## Material
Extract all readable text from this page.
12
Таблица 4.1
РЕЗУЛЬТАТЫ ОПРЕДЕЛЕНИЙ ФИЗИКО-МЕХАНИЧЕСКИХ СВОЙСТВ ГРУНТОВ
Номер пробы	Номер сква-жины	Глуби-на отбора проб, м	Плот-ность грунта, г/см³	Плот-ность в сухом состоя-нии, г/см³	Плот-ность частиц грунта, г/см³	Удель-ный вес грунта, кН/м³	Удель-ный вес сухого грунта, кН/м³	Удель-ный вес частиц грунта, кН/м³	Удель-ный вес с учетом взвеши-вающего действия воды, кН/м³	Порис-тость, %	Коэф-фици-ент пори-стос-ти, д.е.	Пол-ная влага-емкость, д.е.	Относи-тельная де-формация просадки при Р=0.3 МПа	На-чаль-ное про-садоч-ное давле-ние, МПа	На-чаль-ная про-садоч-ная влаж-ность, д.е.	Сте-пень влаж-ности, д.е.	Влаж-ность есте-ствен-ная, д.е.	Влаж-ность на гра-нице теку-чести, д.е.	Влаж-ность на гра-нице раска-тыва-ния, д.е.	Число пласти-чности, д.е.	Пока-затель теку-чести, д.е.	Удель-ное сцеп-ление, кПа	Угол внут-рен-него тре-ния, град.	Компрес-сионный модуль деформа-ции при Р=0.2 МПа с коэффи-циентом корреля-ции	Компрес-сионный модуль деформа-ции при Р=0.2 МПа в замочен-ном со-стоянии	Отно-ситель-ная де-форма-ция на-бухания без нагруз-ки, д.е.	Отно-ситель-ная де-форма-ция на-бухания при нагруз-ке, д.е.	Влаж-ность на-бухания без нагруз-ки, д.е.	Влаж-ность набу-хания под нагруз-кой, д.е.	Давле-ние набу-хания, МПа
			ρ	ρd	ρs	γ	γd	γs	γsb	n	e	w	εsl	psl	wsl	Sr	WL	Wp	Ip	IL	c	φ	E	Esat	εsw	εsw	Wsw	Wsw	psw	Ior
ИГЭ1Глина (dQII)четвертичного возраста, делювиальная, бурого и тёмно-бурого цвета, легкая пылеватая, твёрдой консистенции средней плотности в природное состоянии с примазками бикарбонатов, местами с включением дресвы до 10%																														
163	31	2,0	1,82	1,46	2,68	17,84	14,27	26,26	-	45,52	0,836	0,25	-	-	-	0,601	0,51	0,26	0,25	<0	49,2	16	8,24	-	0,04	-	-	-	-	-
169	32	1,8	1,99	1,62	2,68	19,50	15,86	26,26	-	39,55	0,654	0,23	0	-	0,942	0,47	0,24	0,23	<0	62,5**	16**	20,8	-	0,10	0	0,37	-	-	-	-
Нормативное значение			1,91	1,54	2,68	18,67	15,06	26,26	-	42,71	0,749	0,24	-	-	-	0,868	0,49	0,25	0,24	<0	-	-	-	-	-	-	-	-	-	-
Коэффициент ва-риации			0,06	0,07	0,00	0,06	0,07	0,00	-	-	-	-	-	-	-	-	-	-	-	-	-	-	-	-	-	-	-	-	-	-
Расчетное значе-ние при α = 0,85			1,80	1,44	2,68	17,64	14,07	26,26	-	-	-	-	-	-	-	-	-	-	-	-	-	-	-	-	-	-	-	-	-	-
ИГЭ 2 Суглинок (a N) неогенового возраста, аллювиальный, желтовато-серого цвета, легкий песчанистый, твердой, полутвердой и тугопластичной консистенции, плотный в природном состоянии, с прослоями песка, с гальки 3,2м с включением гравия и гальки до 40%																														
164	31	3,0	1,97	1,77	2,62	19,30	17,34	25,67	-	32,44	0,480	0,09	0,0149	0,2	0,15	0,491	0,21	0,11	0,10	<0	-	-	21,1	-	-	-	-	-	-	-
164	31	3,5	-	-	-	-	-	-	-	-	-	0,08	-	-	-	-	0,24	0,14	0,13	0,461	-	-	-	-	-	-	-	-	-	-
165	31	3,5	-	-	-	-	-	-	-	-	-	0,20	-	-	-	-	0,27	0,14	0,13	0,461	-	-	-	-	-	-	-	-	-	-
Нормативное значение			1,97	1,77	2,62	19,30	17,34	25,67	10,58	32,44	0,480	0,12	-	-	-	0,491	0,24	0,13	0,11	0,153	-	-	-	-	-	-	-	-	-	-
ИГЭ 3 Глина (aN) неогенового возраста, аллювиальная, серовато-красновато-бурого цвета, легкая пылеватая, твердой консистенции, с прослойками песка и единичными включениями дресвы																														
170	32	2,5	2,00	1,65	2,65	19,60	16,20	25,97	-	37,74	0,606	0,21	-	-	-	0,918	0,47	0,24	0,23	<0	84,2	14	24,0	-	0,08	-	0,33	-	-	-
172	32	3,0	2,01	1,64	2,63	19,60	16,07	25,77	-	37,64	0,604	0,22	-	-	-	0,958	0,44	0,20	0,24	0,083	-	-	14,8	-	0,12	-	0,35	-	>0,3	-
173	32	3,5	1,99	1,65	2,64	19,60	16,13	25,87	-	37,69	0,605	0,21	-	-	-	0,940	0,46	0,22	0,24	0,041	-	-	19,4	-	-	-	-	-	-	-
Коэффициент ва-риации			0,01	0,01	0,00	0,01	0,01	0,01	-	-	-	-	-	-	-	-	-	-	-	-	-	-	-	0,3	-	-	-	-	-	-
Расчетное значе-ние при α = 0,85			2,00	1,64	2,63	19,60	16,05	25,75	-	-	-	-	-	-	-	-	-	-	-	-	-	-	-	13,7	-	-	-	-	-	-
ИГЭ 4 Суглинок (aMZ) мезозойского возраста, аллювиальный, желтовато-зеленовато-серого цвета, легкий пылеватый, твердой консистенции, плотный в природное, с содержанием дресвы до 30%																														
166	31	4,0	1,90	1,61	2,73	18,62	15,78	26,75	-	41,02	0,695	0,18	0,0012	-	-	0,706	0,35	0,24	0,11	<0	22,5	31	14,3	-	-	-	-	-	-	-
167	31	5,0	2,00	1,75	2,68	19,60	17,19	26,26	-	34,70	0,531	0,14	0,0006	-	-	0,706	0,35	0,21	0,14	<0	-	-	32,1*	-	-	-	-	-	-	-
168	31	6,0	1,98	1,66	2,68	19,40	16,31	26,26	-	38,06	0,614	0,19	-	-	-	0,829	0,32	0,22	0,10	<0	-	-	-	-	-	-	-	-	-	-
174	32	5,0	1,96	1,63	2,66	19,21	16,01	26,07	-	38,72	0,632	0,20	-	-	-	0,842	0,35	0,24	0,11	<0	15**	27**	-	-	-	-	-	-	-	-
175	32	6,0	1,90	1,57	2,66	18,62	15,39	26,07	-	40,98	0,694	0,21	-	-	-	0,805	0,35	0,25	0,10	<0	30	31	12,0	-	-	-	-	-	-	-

## Task to carry out
Once more, set down the full listing, verbatim.

## Finished exercise
Extract all readable text from this page.
12
Таблица 4.1
РЕЗУЛЬТАТЫ ОПРЕДЕЛЕНИЙ ФИЗИКО-МЕХАНИЧЕСКИХ СВОЙСТВ ГРУНТОВ
Номер пробы	Номер сква-жины	Глуби-на отбора проб, м	Плот-ность грунта, г/см³	Плот-ность в сухом состоя-нии, г/см³	Плот-ность частиц грунта, г/см³	Удель-ный вес грунта, кН/м³	Удель-ный вес сухого грунта, кН/м³	Удель-ный вес частиц грунта, кН/м³	Удель-ный вес с учетом взвеши-вающего действия воды, кН/м³	Порис-тость, %	Коэф-фици-ент пори-стос-ти, д.е.	Пол-ная влага-емкость, д.е.	Относи-тельная де-формация просадки при Р=0.3 МПа	На-чаль-ное про-садоч-ное давле-ние, МПа	На-чаль-ная про-садоч-ная влаж-ность, д.е.	Сте-пень влаж-ности, д.е.	Влаж-ность есте-ствен-ная, д.е.	Влаж-ность на гра-нице теку-чести, д.е.	Влаж-ность на гра-нице раска-тыва-ния, д.е.	Число пласти-чности, д.е.	Пока-затель теку-чести, д.е.	Удель-ное сцеп-ление, кПа	Угол внут-рен-него тре-ния, град.	Компрес-сионный модуль деформа-ции при Р=0.2 МПа с коэффи-циентом корреля-ции	Компрес-сионный модуль деформа-ции при Р=0.2 МПа в замочен-ном со-стоянии	Отно-ситель-ная де-форма-ция на-бухания без нагруз-ки, д.е.	Отно-ситель-ная де-форма-ция на-бухания при нагруз-ке, д.е.	Влаж-ность на-бухания без нагруз-ки, д.е.	Влаж-ность набу-хания под нагруз-кой, д.е.	Давле-ние набу-хания, МПа
			ρ	ρd	ρs	γ	γd	γs	γsb	n	e	w	εsl	psl	wsl	Sr	WL	Wp	Ip	IL	c	φ	E	Esat	εsw	εsw	Wsw	Wsw	psw	Ior
ИГЭ1Глина (dQII)четвертичного возраста, делювиальная, бурого и тёмно-бурого цвета, легкая пылеватая, твёрдой консистенции средней плотности в природное состоянии с примазками бикарбонатов, местами с включением дресвы до 10%																														
163	31	2,0	1,82	1,46	2,68	17,84	14,27	26,26	-	45,52	0,836	0,25	-	-	-	0,601	0,51	0,26	0,25	<0	49,2	16	8,24	-	0,04	-	-	-	-	-
169	32	1,8	1,99	1,62	2,68	19,50	15,86	26,26	-	39,55	0,654	0,23	0	-	0,942	0,47	0,24	0,23	<0	62,5**	16**	20,8	-	0,10	0	0,37	-	-	-	-
Нормативное значение			1,91	1,54	2,68	18,67	15,06	26,26	-	42,71	0,749	0,24	-	-	-	0,868	0,49	0,25	0,24	<0	-	-	-	-	-	-	-	-	-	-
Коэффициент ва-риации			0,06	0,07	0,00	0,06	0,07	0,00	-	-	-	-	-	-	-	-	-	-	-	-	-	-	-	-	-	-	-	-	-	-
Расчетное значе-ние при α = 0,85			1,80	1,44	2,68	17,64	14,07	26,26	-	-	-	-	-	-	-	-	-	-	-	-	-	-	-	-	-	-	-	-	-	-
ИГЭ 2 Суглинок (a N) неогенового возраста, аллювиальный, желтовато-серого цвета, легкий песчанистый, твердой, полутвердой и тугопластичной консистенции, плотный в природном состоянии, с прослоями песка, с гальки 3,2м с включением гравия и гальки до 40%																														
164	31	3,0	1,97	1,77	2,62	19,30	17,34	25,67	-	32,44	0,480	0,09	0,0149	0,2	0,15	0,491	0,21	0,11	0,10	<0	-	-	21,1	-	-	-	-	-	-	-
164	31	3,5	-	-	-	-	-	-	-	-	-	0,08	-	-	-	-	0,24	0,14	0,13	0,461	-	-	-	-	-	-	-	-	-	-
165	31	3,5	-	-	-	-	-	-	-	-	-	0,20	-	-	-	-	0,27	0,14	0,13	0,461	-	-	-	-	-	-	-	-	-	-
Нормативное значение			1,97	1,77	2,62	19,30	17,34	25,67	10,58	32,44	0,480	0,12	-	-	-	0,491	0,24	0,13	0,11	0,153	-	-	-	-	-	-	-	-	-	-
ИГЭ 3 Глина (aN) неогенового возраста, аллювиальная, серовато-красновато-бурого цвета, легкая пылеватая, твердой консистенции, с прослойками песка и единичными включениями дресвы																														
170	32	2,5	2,00	1,65	2,65	19,60	16,20	25,97	-	37,74	0,606	0,21	-	-	-	0,918	0,47	0,24	0,23	<0	84,2	14	24,0	-	0,08	-	0,33	-	-	-
172	32	3,0	2,01	1,64	2,63	19,60	16,07	25,77	-	37,64	0,604	0,22	-	-	-	0,958	0,44	0,20	0,24	0,083	-	-	14,8	-	0,12	-	0,35	-	>0,3	-
173	32	3,5	1,99	1,65	2,64	19,60	16,13	25,87	-	37,69	0,605	0,21	-	-	-	0,940	0,46	0,22	0,24	0,041	-	-	19,4	-	-	-	-	-	-	-
Коэффициент ва-риации			0,01	0,01	0,00	0,01	0,01	0,01	-	-	-	-	-	-	-	-	-	-	-	-	-	-	-	0,3	-	-	-	-	-	-
Расчетное значе-ние при α = 0,85			2,00	1,64	2,63	19,60	16,05	25,75	-	-	-	-	-	-	-	-	-	-	-	-	-	-	-	13,7	-	-	-	-	-	-
ИГЭ 4 Суглинок (aMZ) мезозойского возраста, аллювиальный, желтовато-зеленовато-серого цвета, легкий пылеватый, твердой консистенции, плотный в природное, с содержанием дресвы до 30%																														
166	31	4,0	1,90	1,61	2,73	18,62	15,78	26,75	-	41,02	0,695	0,18	0,0012	-	-	0,706	0,35	0,24	0,11	<0	22,5	31	14,3	-	-	-	-	-	-	-
167	31	5,0	2,00	1,75	2,68	19,60	17,19	26,26	-	34,70	0,531	0,14	0,0006	-	-	0,706	0,35	0,21	0,14	<0	-	-	32,1*	-	-	-	-	-	-	-
168	31	6,0	1,98	1,66	2,68	19,40	16,31	26,26	-	38,06	0,614	0,19	-	-	-	0,829	0,32	0,22	0,10	<0	-	-	-	-	-	-	-	-	-	-
174	32	5,0	1,96	1,63	2,66	19,21	16,01	26,07	-	38,72	0,632	0,20	-	-	-	0,842	0,35	0,24	0,11	<0	15**	27**	-	-	-	-	-	-	-	-
175	32	6,0	1,90	1,57	2,66	18,62	15,39	26,07	-	40,98	0,694	0,21	-	-	-	0,805	0,35	0,25	0,10	<0	30	31	12,0	-	-	-	-	-	-	-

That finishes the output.